Work through the entries below and report how many lines include "title". The number alone is the answer.

[START OF SUPPLIED RECORDS]

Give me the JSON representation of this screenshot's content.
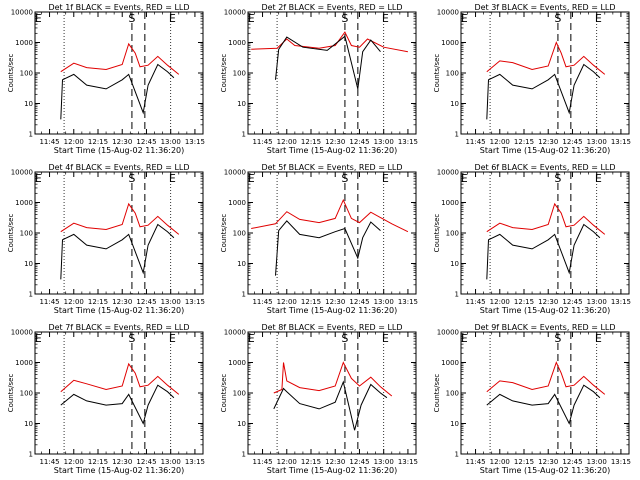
{
  "colors": {
    "events": "#000000",
    "lld": "#e00000",
    "axes": "#000000",
    "background": "#ffffff"
  },
  "x_tick_labels": [
    "11:45",
    "12:00",
    "12:15",
    "12:30",
    "12:45",
    "13:00",
    "13:15"
  ],
  "y_tick_labels": [
    "1",
    "10",
    "100",
    "1000",
    "10000"
  ],
  "chart_data": [
    {
      "type": "line",
      "title": "Det 1f BLACK = Events, RED = LLD",
      "xlabel": "Start Time (15-Aug-02 11:36:20)",
      "ylabel": "Counts/sec",
      "y_scale": "log",
      "ylim": [
        1,
        10000
      ],
      "xlim": [
        "11:36",
        "13:20"
      ],
      "marks": [
        "S",
        "E",
        "E"
      ],
      "series": [
        {
          "color": "red",
          "x": [
            "11:52",
            "12:00",
            "12:08",
            "12:20",
            "12:30",
            "12:34",
            "12:38",
            "12:41",
            "12:46",
            "12:52",
            "12:58",
            "13:05"
          ],
          "values": [
            110,
            210,
            150,
            130,
            190,
            900,
            450,
            160,
            180,
            350,
            180,
            90
          ]
        },
        {
          "color": "black",
          "x": [
            "11:52",
            "11:53",
            "12:00",
            "12:08",
            "12:20",
            "12:30",
            "12:34",
            "12:43",
            "12:46",
            "12:52",
            "12:58",
            "13:02"
          ],
          "values": [
            3,
            60,
            90,
            40,
            30,
            60,
            90,
            5,
            40,
            190,
            110,
            70
          ]
        }
      ]
    },
    {
      "type": "line",
      "title": "Det 2f BLACK = Events, RED = LLD",
      "xlabel": "Start Time (15-Aug-02 11:36:20)",
      "ylabel": "Counts/sec",
      "y_scale": "log",
      "ylim": [
        1,
        10000
      ],
      "xlim": [
        "11:36",
        "13:20"
      ],
      "marks": [
        "S",
        "E",
        "E"
      ],
      "series": [
        {
          "color": "red",
          "x": [
            "11:38",
            "11:54",
            "12:00",
            "12:05",
            "12:20",
            "12:30",
            "12:36",
            "12:40",
            "12:45",
            "12:50",
            "13:00",
            "13:15"
          ],
          "values": [
            600,
            650,
            1300,
            800,
            650,
            800,
            2200,
            800,
            700,
            1300,
            700,
            500
          ]
        },
        {
          "color": "black",
          "x": [
            "11:53",
            "11:55",
            "12:00",
            "12:10",
            "12:25",
            "12:36",
            "12:44",
            "12:47",
            "12:52",
            "12:58"
          ],
          "values": [
            60,
            600,
            1500,
            700,
            550,
            1600,
            30,
            500,
            1200,
            500
          ]
        }
      ]
    },
    {
      "type": "line",
      "title": "Det 3f BLACK = Events, RED = LLD",
      "xlabel": "Start Time (15-Aug-02 11:36:20)",
      "ylabel": "Counts/sec",
      "y_scale": "log",
      "ylim": [
        1,
        10000
      ],
      "xlim": [
        "11:36",
        "13:20"
      ],
      "marks": [
        "S",
        "E",
        "E"
      ],
      "series": [
        {
          "color": "red",
          "x": [
            "11:52",
            "12:00",
            "12:08",
            "12:20",
            "12:30",
            "12:35",
            "12:38",
            "12:41",
            "12:46",
            "12:52",
            "12:58",
            "13:05"
          ],
          "values": [
            110,
            250,
            220,
            130,
            170,
            1000,
            450,
            160,
            180,
            350,
            180,
            90
          ]
        },
        {
          "color": "black",
          "x": [
            "11:52",
            "11:53",
            "12:00",
            "12:08",
            "12:20",
            "12:30",
            "12:34",
            "12:43",
            "12:46",
            "12:52",
            "12:58",
            "13:02"
          ],
          "values": [
            3,
            60,
            90,
            40,
            30,
            60,
            90,
            5,
            40,
            190,
            110,
            70
          ]
        }
      ]
    },
    {
      "type": "line",
      "title": "Det 4f BLACK = Events, RED = LLD",
      "xlabel": "Start Time (15-Aug-02 11:36:20)",
      "ylabel": "Counts/sec",
      "y_scale": "log",
      "ylim": [
        1,
        10000
      ],
      "xlim": [
        "11:36",
        "13:20"
      ],
      "marks": [
        "S",
        "E",
        "E"
      ],
      "series": [
        {
          "color": "red",
          "x": [
            "11:52",
            "12:00",
            "12:08",
            "12:20",
            "12:30",
            "12:34",
            "12:38",
            "12:41",
            "12:46",
            "12:52",
            "12:58",
            "13:05"
          ],
          "values": [
            110,
            210,
            150,
            130,
            190,
            900,
            450,
            160,
            180,
            350,
            180,
            90
          ]
        },
        {
          "color": "black",
          "x": [
            "11:52",
            "11:53",
            "12:00",
            "12:08",
            "12:20",
            "12:30",
            "12:34",
            "12:43",
            "12:46",
            "12:52",
            "12:58",
            "13:02"
          ],
          "values": [
            3,
            60,
            90,
            40,
            30,
            60,
            90,
            5,
            40,
            190,
            110,
            70
          ]
        }
      ]
    },
    {
      "type": "line",
      "title": "Det 5f BLACK = Events, RED = LLD",
      "xlabel": "Start Time (15-Aug-02 11:36:20)",
      "ylabel": "Counts/sec",
      "y_scale": "log",
      "ylim": [
        1,
        10000
      ],
      "xlim": [
        "11:36",
        "13:20"
      ],
      "marks": [
        "S",
        "E",
        "E"
      ],
      "series": [
        {
          "color": "red",
          "x": [
            "11:38",
            "11:53",
            "12:00",
            "12:08",
            "12:20",
            "12:30",
            "12:35",
            "12:40",
            "12:45",
            "12:52",
            "13:05",
            "13:15"
          ],
          "values": [
            140,
            200,
            500,
            280,
            220,
            300,
            1200,
            300,
            220,
            480,
            200,
            110
          ]
        },
        {
          "color": "black",
          "x": [
            "11:53",
            "11:55",
            "12:00",
            "12:08",
            "12:20",
            "12:30",
            "12:36",
            "12:44",
            "12:47",
            "12:52",
            "12:58"
          ],
          "values": [
            4,
            120,
            250,
            90,
            70,
            110,
            140,
            15,
            70,
            230,
            120
          ]
        }
      ]
    },
    {
      "type": "line",
      "title": "Det 6f BLACK = Events, RED = LLD",
      "xlabel": "Start Time (15-Aug-02 11:36:20)",
      "ylabel": "Counts/sec",
      "y_scale": "log",
      "ylim": [
        1,
        10000
      ],
      "xlim": [
        "11:36",
        "13:20"
      ],
      "marks": [
        "S",
        "E",
        "E"
      ],
      "series": [
        {
          "color": "red",
          "x": [
            "11:52",
            "12:00",
            "12:08",
            "12:20",
            "12:30",
            "12:34",
            "12:38",
            "12:41",
            "12:46",
            "12:52",
            "12:58",
            "13:05"
          ],
          "values": [
            110,
            210,
            150,
            130,
            190,
            900,
            450,
            160,
            180,
            350,
            180,
            90
          ]
        },
        {
          "color": "black",
          "x": [
            "11:52",
            "11:53",
            "12:00",
            "12:08",
            "12:20",
            "12:30",
            "12:34",
            "12:43",
            "12:46",
            "12:52",
            "12:58",
            "13:02"
          ],
          "values": [
            3,
            60,
            90,
            40,
            30,
            60,
            90,
            5,
            40,
            190,
            110,
            70
          ]
        }
      ]
    },
    {
      "type": "line",
      "title": "Det 7f BLACK = Events, RED = LLD",
      "xlabel": "Start Time (15-Aug-02 11:36:20)",
      "ylabel": "Counts/sec",
      "y_scale": "log",
      "ylim": [
        1,
        10000
      ],
      "xlim": [
        "11:36",
        "13:20"
      ],
      "marks": [
        "S",
        "E",
        "E"
      ],
      "series": [
        {
          "color": "red",
          "x": [
            "11:52",
            "12:00",
            "12:08",
            "12:20",
            "12:30",
            "12:34",
            "12:38",
            "12:41",
            "12:46",
            "12:52",
            "12:58",
            "13:05"
          ],
          "values": [
            110,
            260,
            200,
            130,
            170,
            900,
            450,
            160,
            180,
            350,
            180,
            90
          ]
        },
        {
          "color": "black",
          "x": [
            "11:52",
            "12:00",
            "12:08",
            "12:20",
            "12:30",
            "12:34",
            "12:43",
            "12:46",
            "12:52",
            "12:58",
            "13:02"
          ],
          "values": [
            40,
            90,
            55,
            40,
            45,
            90,
            10,
            40,
            180,
            110,
            70
          ]
        }
      ]
    },
    {
      "type": "line",
      "title": "Det 8f BLACK = Events, RED = LLD",
      "xlabel": "Start Time (15-Aug-02 11:36:20)",
      "ylabel": "Counts/sec",
      "y_scale": "log",
      "ylim": [
        1,
        10000
      ],
      "xlim": [
        "11:36",
        "13:20"
      ],
      "marks": [
        "S",
        "E",
        "E"
      ],
      "series": [
        {
          "color": "red",
          "x": [
            "11:52",
            "11:57",
            "11:58",
            "12:00",
            "12:08",
            "12:20",
            "12:30",
            "12:35",
            "12:40",
            "12:45",
            "12:52",
            "12:58",
            "13:05"
          ],
          "values": [
            100,
            130,
            1000,
            250,
            150,
            120,
            170,
            1000,
            300,
            170,
            330,
            160,
            80
          ]
        },
        {
          "color": "black",
          "x": [
            "11:52",
            "11:58",
            "12:00",
            "12:08",
            "12:20",
            "12:30",
            "12:35",
            "12:42",
            "12:46",
            "12:52",
            "12:58",
            "13:02"
          ],
          "values": [
            30,
            140,
            110,
            45,
            30,
            50,
            230,
            6,
            40,
            190,
            100,
            70
          ]
        }
      ]
    },
    {
      "type": "line",
      "title": "Det 9f BLACK = Events, RED = LLD",
      "xlabel": "Start Time (15-Aug-02 11:36:20)",
      "ylabel": "Counts/sec",
      "y_scale": "log",
      "ylim": [
        1,
        10000
      ],
      "xlim": [
        "11:36",
        "13:20"
      ],
      "marks": [
        "S",
        "E",
        "E"
      ],
      "series": [
        {
          "color": "red",
          "x": [
            "11:52",
            "12:00",
            "12:08",
            "12:20",
            "12:30",
            "12:35",
            "12:38",
            "12:41",
            "12:46",
            "12:52",
            "12:58",
            "13:05"
          ],
          "values": [
            110,
            250,
            220,
            130,
            170,
            1000,
            450,
            160,
            180,
            350,
            180,
            90
          ]
        },
        {
          "color": "black",
          "x": [
            "11:52",
            "12:00",
            "12:08",
            "12:20",
            "12:30",
            "12:34",
            "12:43",
            "12:46",
            "12:52",
            "12:58",
            "13:02"
          ],
          "values": [
            40,
            90,
            55,
            40,
            45,
            90,
            10,
            40,
            180,
            110,
            70
          ]
        }
      ]
    }
  ]
}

[END OF SUPPLIED RECORDS]

• WRITTEN SOLUTION
9